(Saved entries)
========================================
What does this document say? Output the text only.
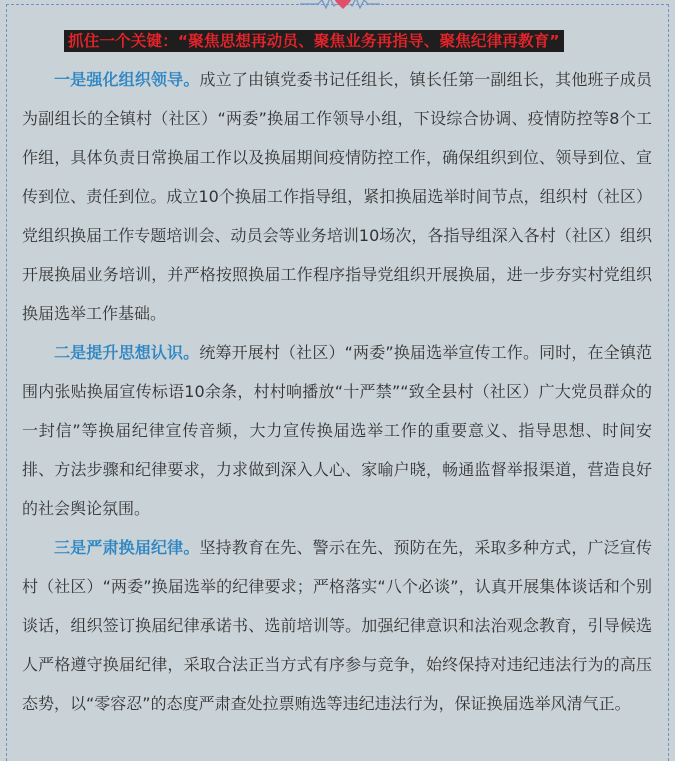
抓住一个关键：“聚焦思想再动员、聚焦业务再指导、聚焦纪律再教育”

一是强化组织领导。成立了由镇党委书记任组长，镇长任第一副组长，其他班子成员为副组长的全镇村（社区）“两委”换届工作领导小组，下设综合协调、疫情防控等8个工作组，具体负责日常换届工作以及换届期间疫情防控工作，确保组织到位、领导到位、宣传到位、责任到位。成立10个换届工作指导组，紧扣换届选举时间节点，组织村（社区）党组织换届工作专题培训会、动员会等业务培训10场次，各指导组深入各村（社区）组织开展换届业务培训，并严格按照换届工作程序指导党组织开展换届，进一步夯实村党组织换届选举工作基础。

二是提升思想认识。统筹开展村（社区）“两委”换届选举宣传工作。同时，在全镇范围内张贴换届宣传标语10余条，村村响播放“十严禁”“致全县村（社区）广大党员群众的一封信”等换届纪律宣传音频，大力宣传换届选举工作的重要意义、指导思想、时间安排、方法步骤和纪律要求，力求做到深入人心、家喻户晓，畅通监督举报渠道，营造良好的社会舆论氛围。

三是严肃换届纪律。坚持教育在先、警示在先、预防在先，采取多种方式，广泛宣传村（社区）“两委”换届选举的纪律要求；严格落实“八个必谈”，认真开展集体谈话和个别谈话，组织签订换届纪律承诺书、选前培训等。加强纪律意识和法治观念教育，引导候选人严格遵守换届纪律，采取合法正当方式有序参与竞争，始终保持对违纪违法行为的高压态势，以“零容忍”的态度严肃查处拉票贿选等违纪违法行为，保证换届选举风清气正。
========================================
Task to complete
Without the pictures, restate all of the entries above verbatim.

Written solution
What does this document say? Output the text only.
抓住一个关键：“聚焦思想再动员、聚焦业务再指导、聚焦纪律再教育”

一是强化组织领导。成立了由镇党委书记任组长，镇长任第一副组长，其他班子成员为副组长的全镇村（社区）“两委”换届工作领导小组，下设综合协调、疫情防控等8个工作组，具体负责日常换届工作以及换届期间疫情防控工作，确保组织到位、领导到位、宣传到位、责任到位。成立10个换届工作指导组，紧扣换届选举时间节点，组织村（社区）党组织换届工作专题培训会、动员会等业务培训10场次，各指导组深入各村（社区）组织开展换届业务培训，并严格按照换届工作程序指导党组织开展换届，进一步夯实村党组织换届选举工作基础。

二是提升思想认识。统筹开展村（社区）“两委”换届选举宣传工作。同时，在全镇范围内张贴换届宣传标语10余条，村村响播放“十严禁”“致全县村（社区）广大党员群众的一封信”等换届纪律宣传音频，大力宣传换届选举工作的重要意义、指导思想、时间安排、方法步骤和纪律要求，力求做到深入人心、家喻户晓，畅通监督举报渠道，营造良好的社会舆论氛围。

三是严肃换届纪律。坚持教育在先、警示在先、预防在先，采取多种方式，广泛宣传村（社区）“两委”换届选举的纪律要求；严格落实“八个必谈”，认真开展集体谈话和个别谈话，组织签订换届纪律承诺书、选前培训等。加强纪律意识和法治观念教育，引导候选人严格遵守换届纪律，采取合法正当方式有序参与竞争，始终保持对违纪违法行为的高压态势，以“零容忍”的态度严肃查处拉票贿选等违纪违法行为，保证换届选举风清气正。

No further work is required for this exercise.